Dataset content:
------------

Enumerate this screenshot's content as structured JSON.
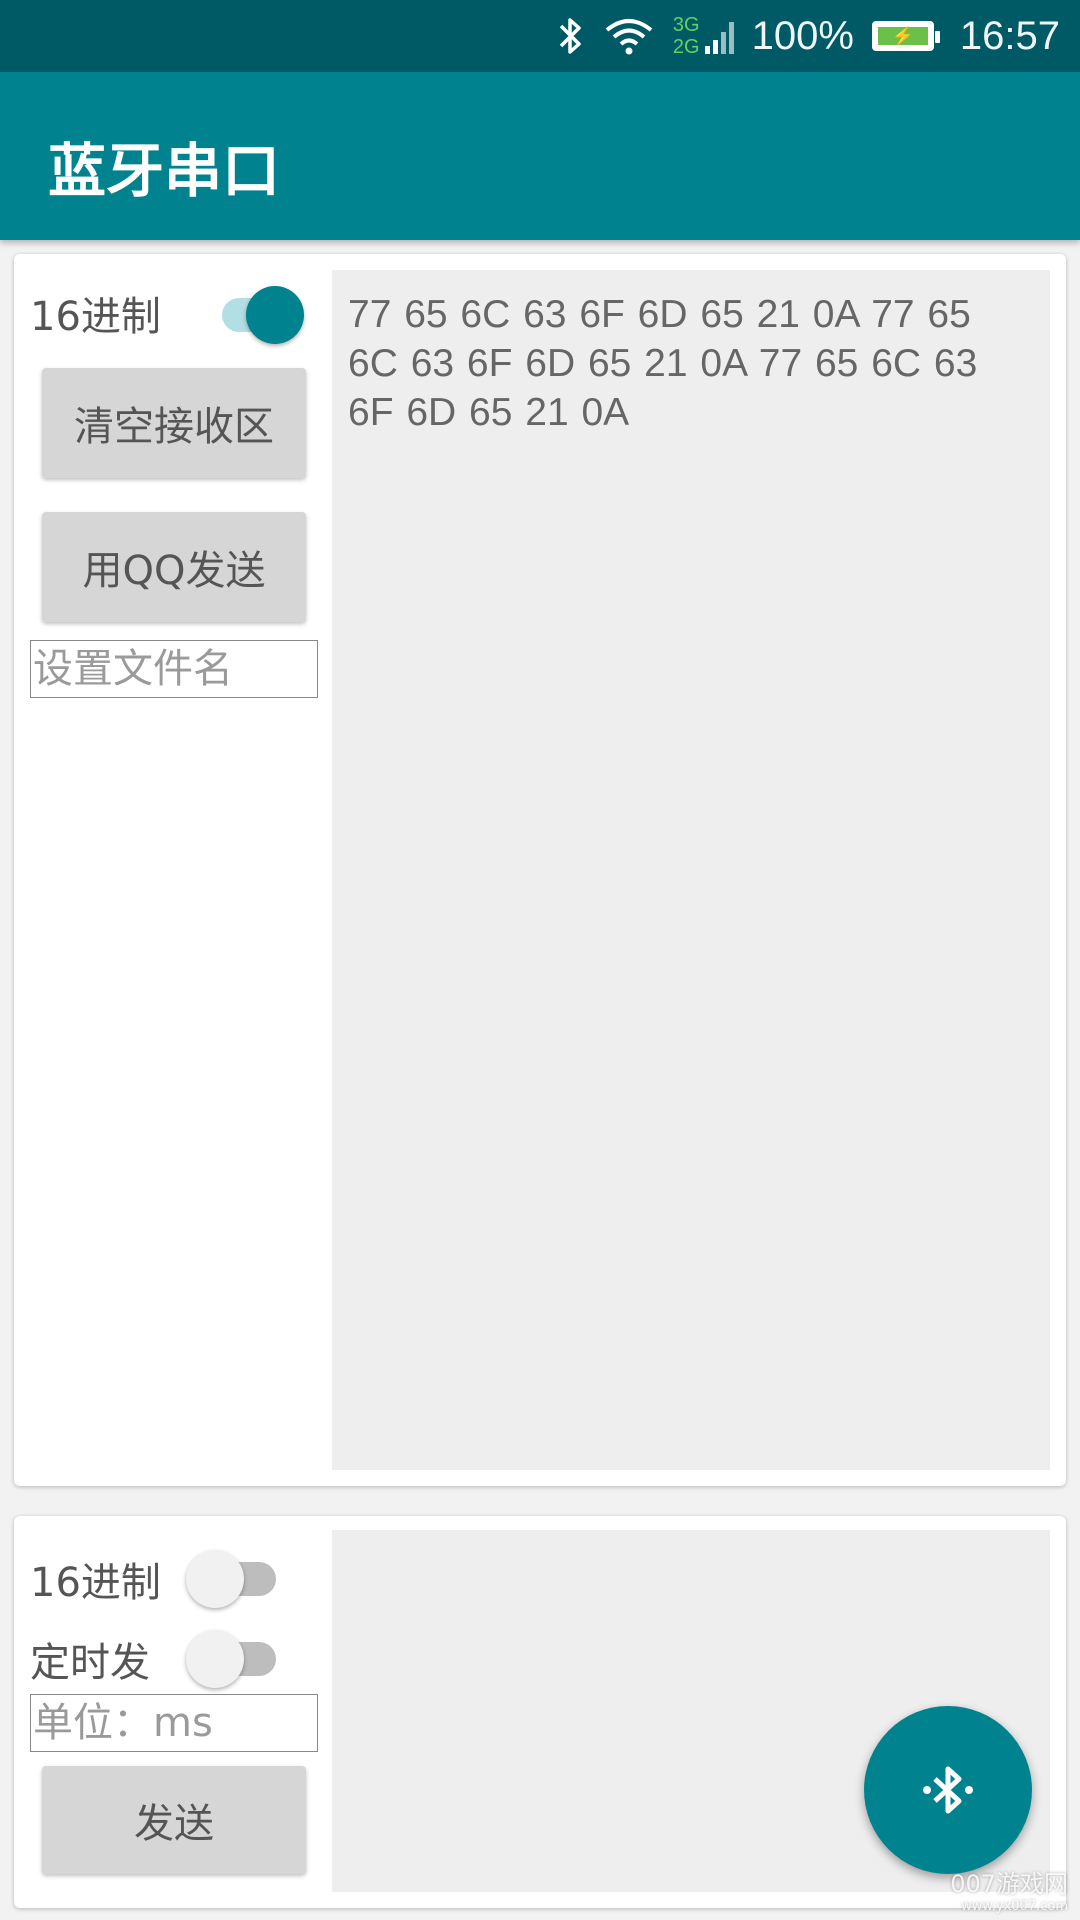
{
  "status_bar": {
    "net_top": "3G",
    "net_bottom": "2G",
    "battery_percent": "100%",
    "time": "16:57"
  },
  "app_bar": {
    "title": "蓝牙串口"
  },
  "receive": {
    "hex_label": "16进制",
    "hex_enabled": true,
    "clear_button": "清空接收区",
    "qq_send_button": "用QQ发送",
    "filename_placeholder": "设置文件名",
    "received_text": "77 65 6C 63 6F 6D 65 21 0A 77 65 6C 63 6F 6D 65 21 0A 77 65 6C 63 6F 6D 65 21 0A"
  },
  "send": {
    "hex_label": "16进制",
    "hex_enabled": false,
    "timer_label": "定时发",
    "timer_enabled": false,
    "interval_placeholder": "单位：ms",
    "send_button": "发送",
    "send_text": ""
  },
  "watermark": {
    "main": "007游戏网",
    "sub": "www.yx007.com"
  },
  "colors": {
    "primary": "#00838f",
    "primary_dark": "#005a66",
    "switch_on_track": "#b2dfe3"
  }
}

------------

What is required:
Pull out every line of the records above that contains the word "false".

Output below:
    "hex_enabled": false,
    "timer_enabled": false,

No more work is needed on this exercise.